GOAL OF THE EXERCISE: Your task is to repeat all of the material exactly.

INFORMATION PROVIDED:
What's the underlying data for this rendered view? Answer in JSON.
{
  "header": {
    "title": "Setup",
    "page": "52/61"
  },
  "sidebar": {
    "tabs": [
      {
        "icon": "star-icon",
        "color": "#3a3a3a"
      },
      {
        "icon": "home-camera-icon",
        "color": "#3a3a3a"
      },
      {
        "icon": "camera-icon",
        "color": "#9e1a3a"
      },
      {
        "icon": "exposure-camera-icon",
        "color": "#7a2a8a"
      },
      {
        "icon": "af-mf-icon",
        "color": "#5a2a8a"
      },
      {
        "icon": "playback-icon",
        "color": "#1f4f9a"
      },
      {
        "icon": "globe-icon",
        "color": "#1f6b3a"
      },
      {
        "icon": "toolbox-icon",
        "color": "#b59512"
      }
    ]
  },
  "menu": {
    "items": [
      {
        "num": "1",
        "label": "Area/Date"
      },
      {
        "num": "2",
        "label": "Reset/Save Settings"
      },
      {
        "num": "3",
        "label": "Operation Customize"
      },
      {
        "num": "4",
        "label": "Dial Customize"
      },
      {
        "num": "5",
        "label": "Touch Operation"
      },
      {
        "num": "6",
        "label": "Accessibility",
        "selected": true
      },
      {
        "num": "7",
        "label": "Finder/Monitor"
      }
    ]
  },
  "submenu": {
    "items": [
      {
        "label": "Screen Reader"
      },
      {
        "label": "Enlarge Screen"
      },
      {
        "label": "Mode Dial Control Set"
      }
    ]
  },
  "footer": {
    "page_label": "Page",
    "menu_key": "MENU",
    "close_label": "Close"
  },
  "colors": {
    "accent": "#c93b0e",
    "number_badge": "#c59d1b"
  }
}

ANSWER IN FULL:
What's the underlying data for this rendered view? Answer in JSON.
{
  "header": {
    "title": "Setup",
    "page": "52/61"
  },
  "sidebar": {
    "tabs": [
      {
        "icon": "star-icon",
        "color": "#3a3a3a"
      },
      {
        "icon": "home-camera-icon",
        "color": "#3a3a3a"
      },
      {
        "icon": "camera-icon",
        "color": "#9e1a3a"
      },
      {
        "icon": "exposure-camera-icon",
        "color": "#7a2a8a"
      },
      {
        "icon": "af-mf-icon",
        "color": "#5a2a8a"
      },
      {
        "icon": "playback-icon",
        "color": "#1f4f9a"
      },
      {
        "icon": "globe-icon",
        "color": "#1f6b3a"
      },
      {
        "icon": "toolbox-icon",
        "color": "#b59512"
      }
    ]
  },
  "menu": {
    "items": [
      {
        "num": "1",
        "label": "Area/Date"
      },
      {
        "num": "2",
        "label": "Reset/Save Settings"
      },
      {
        "num": "3",
        "label": "Operation Customize"
      },
      {
        "num": "4",
        "label": "Dial Customize"
      },
      {
        "num": "5",
        "label": "Touch Operation"
      },
      {
        "num": "6",
        "label": "Accessibility",
        "selected": true
      },
      {
        "num": "7",
        "label": "Finder/Monitor"
      }
    ]
  },
  "submenu": {
    "items": [
      {
        "label": "Screen Reader"
      },
      {
        "label": "Enlarge Screen"
      },
      {
        "label": "Mode Dial Control Set"
      }
    ]
  },
  "footer": {
    "page_label": "Page",
    "menu_key": "MENU",
    "close_label": "Close"
  },
  "colors": {
    "accent": "#c93b0e",
    "number_badge": "#c59d1b"
  }
}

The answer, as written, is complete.